▶ [To do]: Quote the records beneath, complete and exact. Leave out images.

▶ [Data lines]:
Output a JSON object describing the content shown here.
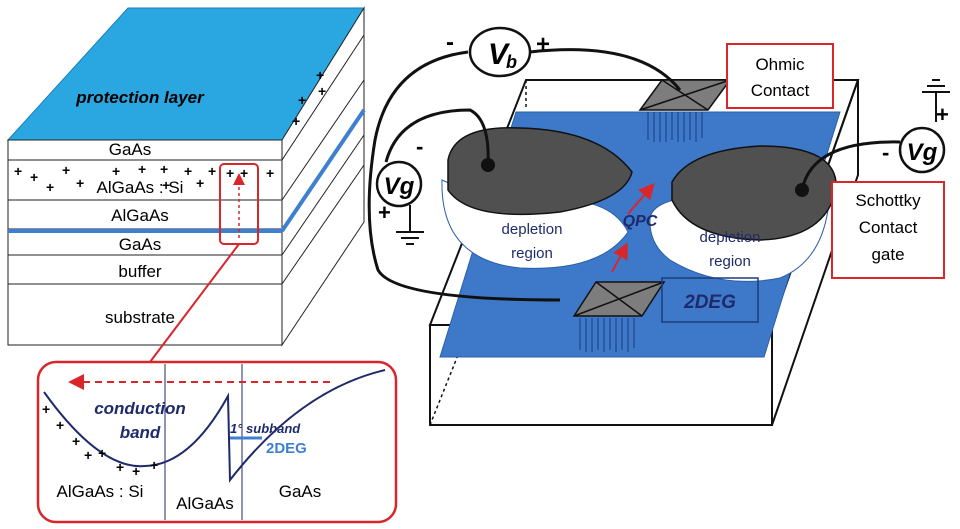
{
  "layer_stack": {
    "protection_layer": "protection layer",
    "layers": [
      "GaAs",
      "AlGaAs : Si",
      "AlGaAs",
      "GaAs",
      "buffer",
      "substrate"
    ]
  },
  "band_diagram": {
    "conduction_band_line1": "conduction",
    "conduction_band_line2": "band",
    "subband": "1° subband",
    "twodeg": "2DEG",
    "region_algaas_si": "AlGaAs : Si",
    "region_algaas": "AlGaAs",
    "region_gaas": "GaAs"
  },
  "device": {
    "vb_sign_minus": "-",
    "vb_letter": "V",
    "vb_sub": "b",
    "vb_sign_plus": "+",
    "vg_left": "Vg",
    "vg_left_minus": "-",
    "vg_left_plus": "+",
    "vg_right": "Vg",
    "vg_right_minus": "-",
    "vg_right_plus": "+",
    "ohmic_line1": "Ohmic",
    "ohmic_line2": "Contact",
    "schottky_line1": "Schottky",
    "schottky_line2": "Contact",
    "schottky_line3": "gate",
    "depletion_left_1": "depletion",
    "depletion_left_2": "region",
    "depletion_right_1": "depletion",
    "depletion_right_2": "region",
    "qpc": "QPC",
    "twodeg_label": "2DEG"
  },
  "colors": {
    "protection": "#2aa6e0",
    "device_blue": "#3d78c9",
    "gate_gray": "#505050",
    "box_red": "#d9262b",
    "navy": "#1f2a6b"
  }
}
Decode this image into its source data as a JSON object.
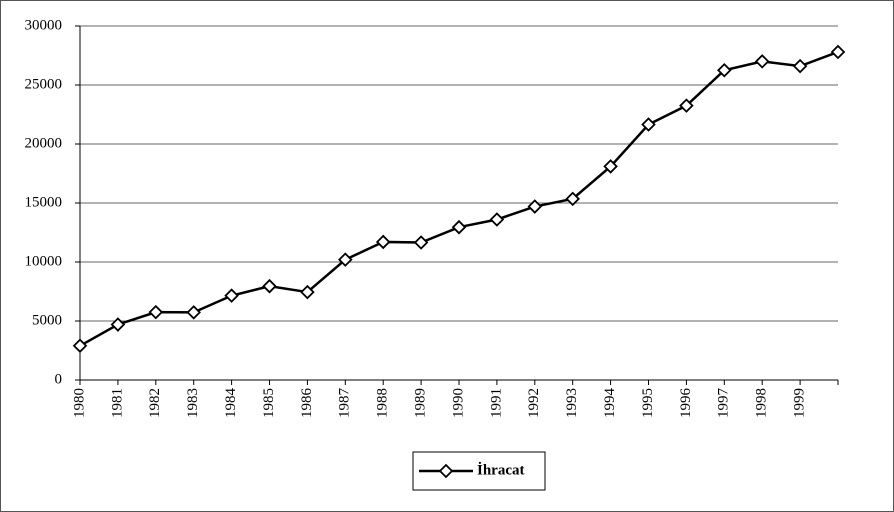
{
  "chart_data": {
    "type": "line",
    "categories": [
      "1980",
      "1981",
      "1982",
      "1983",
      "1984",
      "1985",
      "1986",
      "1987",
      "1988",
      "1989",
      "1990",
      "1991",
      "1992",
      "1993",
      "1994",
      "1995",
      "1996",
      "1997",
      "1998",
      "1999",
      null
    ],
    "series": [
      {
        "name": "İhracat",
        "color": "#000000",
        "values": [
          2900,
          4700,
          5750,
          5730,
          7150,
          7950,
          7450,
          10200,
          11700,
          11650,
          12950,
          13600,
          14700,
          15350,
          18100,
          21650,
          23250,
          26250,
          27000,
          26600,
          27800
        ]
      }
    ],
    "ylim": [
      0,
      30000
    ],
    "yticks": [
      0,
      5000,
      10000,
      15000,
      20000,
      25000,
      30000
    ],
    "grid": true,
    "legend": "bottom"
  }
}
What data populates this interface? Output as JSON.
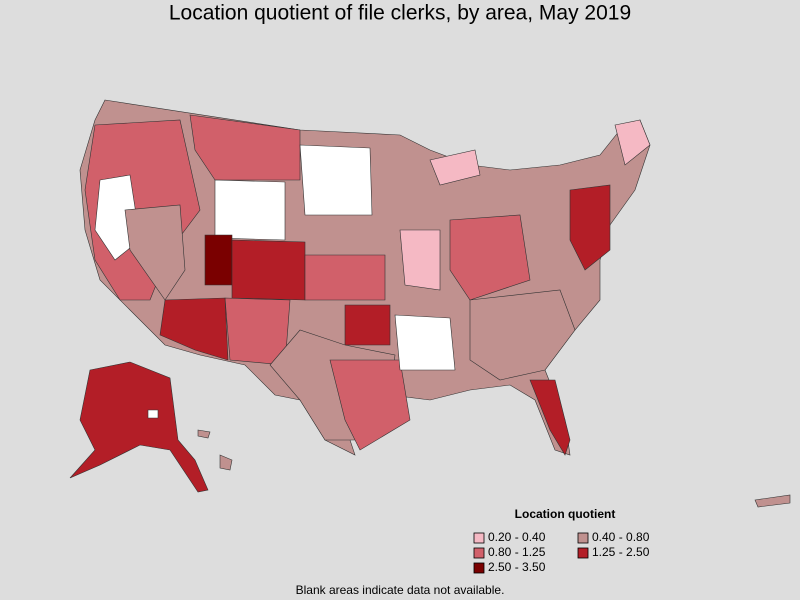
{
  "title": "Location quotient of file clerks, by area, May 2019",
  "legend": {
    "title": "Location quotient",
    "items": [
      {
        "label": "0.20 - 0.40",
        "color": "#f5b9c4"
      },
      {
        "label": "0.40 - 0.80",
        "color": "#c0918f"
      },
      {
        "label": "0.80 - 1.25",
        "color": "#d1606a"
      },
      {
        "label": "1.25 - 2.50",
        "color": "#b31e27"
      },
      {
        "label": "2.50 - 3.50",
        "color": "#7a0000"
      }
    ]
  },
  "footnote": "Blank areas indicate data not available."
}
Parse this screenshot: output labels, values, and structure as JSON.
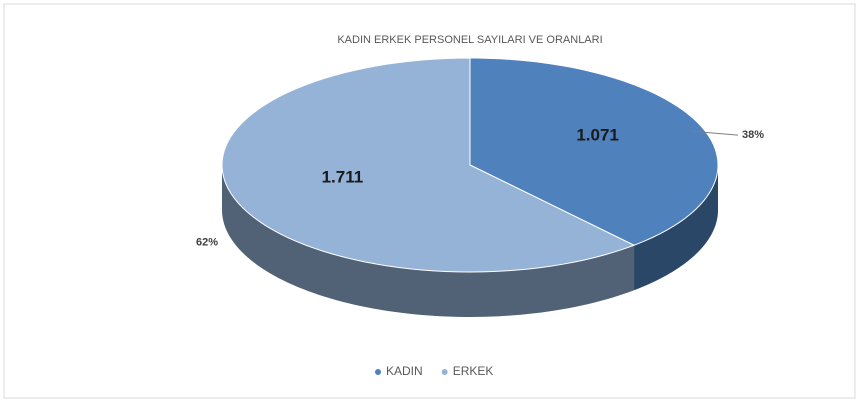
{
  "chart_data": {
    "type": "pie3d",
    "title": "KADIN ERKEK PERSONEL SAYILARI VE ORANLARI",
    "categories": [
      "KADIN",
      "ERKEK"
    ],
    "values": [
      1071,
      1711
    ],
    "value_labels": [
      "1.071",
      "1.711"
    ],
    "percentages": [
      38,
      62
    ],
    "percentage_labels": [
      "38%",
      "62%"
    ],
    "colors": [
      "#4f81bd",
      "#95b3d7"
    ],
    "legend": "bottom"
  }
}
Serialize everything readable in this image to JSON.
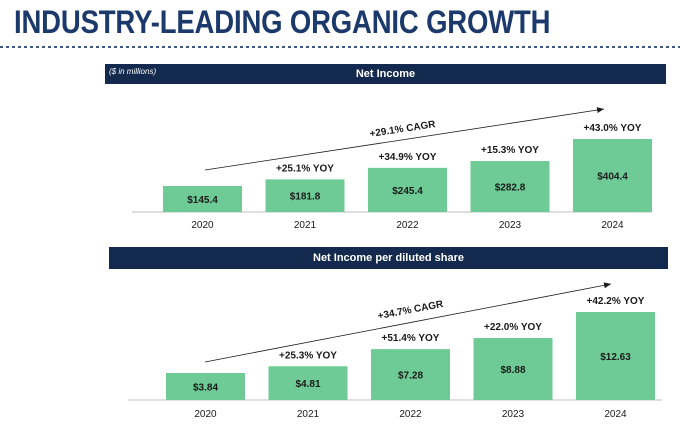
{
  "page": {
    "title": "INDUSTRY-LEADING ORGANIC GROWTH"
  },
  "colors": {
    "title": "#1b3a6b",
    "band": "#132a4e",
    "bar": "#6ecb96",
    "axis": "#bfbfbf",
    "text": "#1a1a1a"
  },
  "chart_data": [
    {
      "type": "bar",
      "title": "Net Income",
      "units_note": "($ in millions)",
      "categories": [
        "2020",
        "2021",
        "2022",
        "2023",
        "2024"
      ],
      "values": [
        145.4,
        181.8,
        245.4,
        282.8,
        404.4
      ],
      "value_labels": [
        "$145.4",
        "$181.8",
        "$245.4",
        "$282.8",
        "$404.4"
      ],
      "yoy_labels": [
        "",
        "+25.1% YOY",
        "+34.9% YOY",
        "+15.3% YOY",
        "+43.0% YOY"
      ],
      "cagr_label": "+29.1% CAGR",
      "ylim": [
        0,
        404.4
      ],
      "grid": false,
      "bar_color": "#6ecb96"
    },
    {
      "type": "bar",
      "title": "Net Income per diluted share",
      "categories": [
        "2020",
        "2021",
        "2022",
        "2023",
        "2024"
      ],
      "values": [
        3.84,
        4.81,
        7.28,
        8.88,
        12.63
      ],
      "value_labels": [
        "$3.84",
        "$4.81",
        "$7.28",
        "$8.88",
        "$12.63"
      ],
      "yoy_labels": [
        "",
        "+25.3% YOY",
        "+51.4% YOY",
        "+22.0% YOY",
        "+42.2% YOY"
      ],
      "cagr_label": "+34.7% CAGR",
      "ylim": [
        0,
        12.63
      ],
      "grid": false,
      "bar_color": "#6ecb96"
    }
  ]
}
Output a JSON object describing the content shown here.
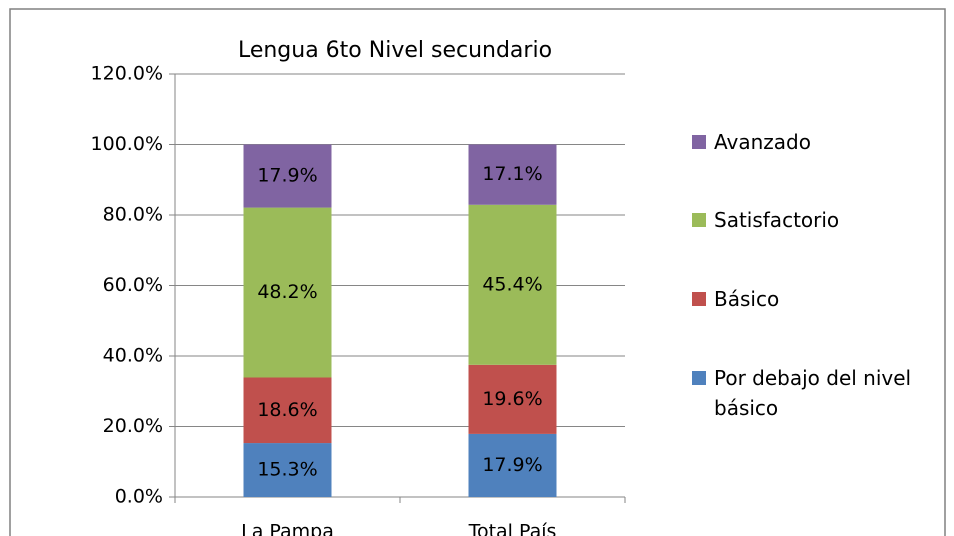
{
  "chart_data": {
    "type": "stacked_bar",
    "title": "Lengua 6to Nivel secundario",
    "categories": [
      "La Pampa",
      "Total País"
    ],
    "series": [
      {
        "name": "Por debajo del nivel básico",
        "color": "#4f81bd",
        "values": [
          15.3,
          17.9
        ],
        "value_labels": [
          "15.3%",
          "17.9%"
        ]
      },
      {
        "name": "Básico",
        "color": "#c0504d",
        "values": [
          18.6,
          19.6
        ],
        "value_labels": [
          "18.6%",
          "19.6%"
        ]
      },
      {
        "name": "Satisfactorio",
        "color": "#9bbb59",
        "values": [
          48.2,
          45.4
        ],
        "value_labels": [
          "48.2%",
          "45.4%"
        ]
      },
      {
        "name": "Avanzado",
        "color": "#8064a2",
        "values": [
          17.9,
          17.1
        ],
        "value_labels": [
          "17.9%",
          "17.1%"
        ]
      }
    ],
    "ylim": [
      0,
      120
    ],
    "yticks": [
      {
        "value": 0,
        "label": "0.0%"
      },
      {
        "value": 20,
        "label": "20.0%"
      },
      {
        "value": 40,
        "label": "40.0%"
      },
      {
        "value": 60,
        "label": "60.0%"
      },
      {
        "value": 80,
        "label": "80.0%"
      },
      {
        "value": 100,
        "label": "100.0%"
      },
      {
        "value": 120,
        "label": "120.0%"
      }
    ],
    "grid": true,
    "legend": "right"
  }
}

▶ [Solution below]:
Output a JSON object describing the content shown here.
{
  "layer_stack": {
    "protection_layer": "protection layer",
    "layers": [
      "GaAs",
      "AlGaAs : Si",
      "AlGaAs",
      "GaAs",
      "buffer",
      "substrate"
    ]
  },
  "band_diagram": {
    "conduction_band_line1": "conduction",
    "conduction_band_line2": "band",
    "subband": "1° subband",
    "twodeg": "2DEG",
    "region_algaas_si": "AlGaAs : Si",
    "region_algaas": "AlGaAs",
    "region_gaas": "GaAs"
  },
  "device": {
    "vb_sign_minus": "-",
    "vb_letter": "V",
    "vb_sub": "b",
    "vb_sign_plus": "+",
    "vg_left": "Vg",
    "vg_left_minus": "-",
    "vg_left_plus": "+",
    "vg_right": "Vg",
    "vg_right_minus": "-",
    "vg_right_plus": "+",
    "ohmic_line1": "Ohmic",
    "ohmic_line2": "Contact",
    "schottky_line1": "Schottky",
    "schottky_line2": "Contact",
    "schottky_line3": "gate",
    "depletion_left_1": "depletion",
    "depletion_left_2": "region",
    "depletion_right_1": "depletion",
    "depletion_right_2": "region",
    "qpc": "QPC",
    "twodeg_label": "2DEG"
  },
  "colors": {
    "protection": "#2aa6e0",
    "device_blue": "#3d78c9",
    "gate_gray": "#505050",
    "box_red": "#d9262b",
    "navy": "#1f2a6b"
  }
}
Decode this image into its source data as a JSON object.
{
  "chart_data": {
    "type": "line",
    "categories": [
      "1980",
      "1981",
      "1982",
      "1983",
      "1984",
      "1985",
      "1986",
      "1987",
      "1988",
      "1989",
      "1990",
      "1991",
      "1992",
      "1993",
      "1994",
      "1995",
      "1996",
      "1997",
      "1998",
      "1999",
      null
    ],
    "series": [
      {
        "name": "İhracat",
        "color": "#000000",
        "values": [
          2900,
          4700,
          5750,
          5730,
          7150,
          7950,
          7450,
          10200,
          11700,
          11650,
          12950,
          13600,
          14700,
          15350,
          18100,
          21650,
          23250,
          26250,
          27000,
          26600,
          27800
        ]
      }
    ],
    "ylim": [
      0,
      30000
    ],
    "yticks": [
      0,
      5000,
      10000,
      15000,
      20000,
      25000,
      30000
    ],
    "grid": true,
    "legend": "bottom"
  }
}
What data populates this interface? Output as JSON.
{
  "title": "Location quotient of file clerks, by area, May 2019",
  "legend": {
    "title": "Location quotient",
    "items": [
      {
        "label": "0.20 - 0.40",
        "color": "#f5b9c4"
      },
      {
        "label": "0.40 - 0.80",
        "color": "#c0918f"
      },
      {
        "label": "0.80 - 1.25",
        "color": "#d1606a"
      },
      {
        "label": "1.25 - 2.50",
        "color": "#b31e27"
      },
      {
        "label": "2.50 - 3.50",
        "color": "#7a0000"
      }
    ]
  },
  "footnote": "Blank areas indicate data not available."
}
Parse this screenshot: output labels, values, and structure as JSON.
{
  "chart_data": {
    "type": "pie3d",
    "title": "KADIN ERKEK PERSONEL SAYILARI VE ORANLARI",
    "categories": [
      "KADIN",
      "ERKEK"
    ],
    "values": [
      1071,
      1711
    ],
    "value_labels": [
      "1.071",
      "1.711"
    ],
    "percentages": [
      38,
      62
    ],
    "percentage_labels": [
      "38%",
      "62%"
    ],
    "colors": [
      "#4f81bd",
      "#95b3d7"
    ],
    "legend": "bottom"
  }
}
Serialize everything readable in this image to JSON.
{
  "page": {
    "title": "INDUSTRY-LEADING ORGANIC GROWTH"
  },
  "colors": {
    "title": "#1b3a6b",
    "band": "#132a4e",
    "bar": "#6ecb96",
    "axis": "#bfbfbf",
    "text": "#1a1a1a"
  },
  "chart_data": [
    {
      "type": "bar",
      "title": "Net Income",
      "units_note": "($ in millions)",
      "categories": [
        "2020",
        "2021",
        "2022",
        "2023",
        "2024"
      ],
      "values": [
        145.4,
        181.8,
        245.4,
        282.8,
        404.4
      ],
      "value_labels": [
        "$145.4",
        "$181.8",
        "$245.4",
        "$282.8",
        "$404.4"
      ],
      "yoy_labels": [
        "",
        "+25.1% YOY",
        "+34.9% YOY",
        "+15.3% YOY",
        "+43.0% YOY"
      ],
      "cagr_label": "+29.1% CAGR",
      "ylim": [
        0,
        404.4
      ],
      "grid": false,
      "bar_color": "#6ecb96"
    },
    {
      "type": "bar",
      "title": "Net Income per diluted share",
      "categories": [
        "2020",
        "2021",
        "2022",
        "2023",
        "2024"
      ],
      "values": [
        3.84,
        4.81,
        7.28,
        8.88,
        12.63
      ],
      "value_labels": [
        "$3.84",
        "$4.81",
        "$7.28",
        "$8.88",
        "$12.63"
      ],
      "yoy_labels": [
        "",
        "+25.3% YOY",
        "+51.4% YOY",
        "+22.0% YOY",
        "+42.2% YOY"
      ],
      "cagr_label": "+34.7% CAGR",
      "ylim": [
        0,
        12.63
      ],
      "grid": false,
      "bar_color": "#6ecb96"
    }
  ]
}
Output a JSON object describing the content shown here.
{
  "chart_data": {
    "type": "stacked_bar",
    "title": "Lengua 6to Nivel secundario",
    "categories": [
      "La Pampa",
      "Total País"
    ],
    "series": [
      {
        "name": "Por debajo del nivel básico",
        "color": "#4f81bd",
        "values": [
          15.3,
          17.9
        ],
        "value_labels": [
          "15.3%",
          "17.9%"
        ]
      },
      {
        "name": "Básico",
        "color": "#c0504d",
        "values": [
          18.6,
          19.6
        ],
        "value_labels": [
          "18.6%",
          "19.6%"
        ]
      },
      {
        "name": "Satisfactorio",
        "color": "#9bbb59",
        "values": [
          48.2,
          45.4
        ],
        "value_labels": [
          "48.2%",
          "45.4%"
        ]
      },
      {
        "name": "Avanzado",
        "color": "#8064a2",
        "values": [
          17.9,
          17.1
        ],
        "value_labels": [
          "17.9%",
          "17.1%"
        ]
      }
    ],
    "ylim": [
      0,
      120
    ],
    "yticks": [
      {
        "value": 0,
        "label": "0.0%"
      },
      {
        "value": 20,
        "label": "20.0%"
      },
      {
        "value": 40,
        "label": "40.0%"
      },
      {
        "value": 60,
        "label": "60.0%"
      },
      {
        "value": 80,
        "label": "80.0%"
      },
      {
        "value": 100,
        "label": "100.0%"
      },
      {
        "value": 120,
        "label": "120.0%"
      }
    ],
    "grid": true,
    "legend": "right"
  }
}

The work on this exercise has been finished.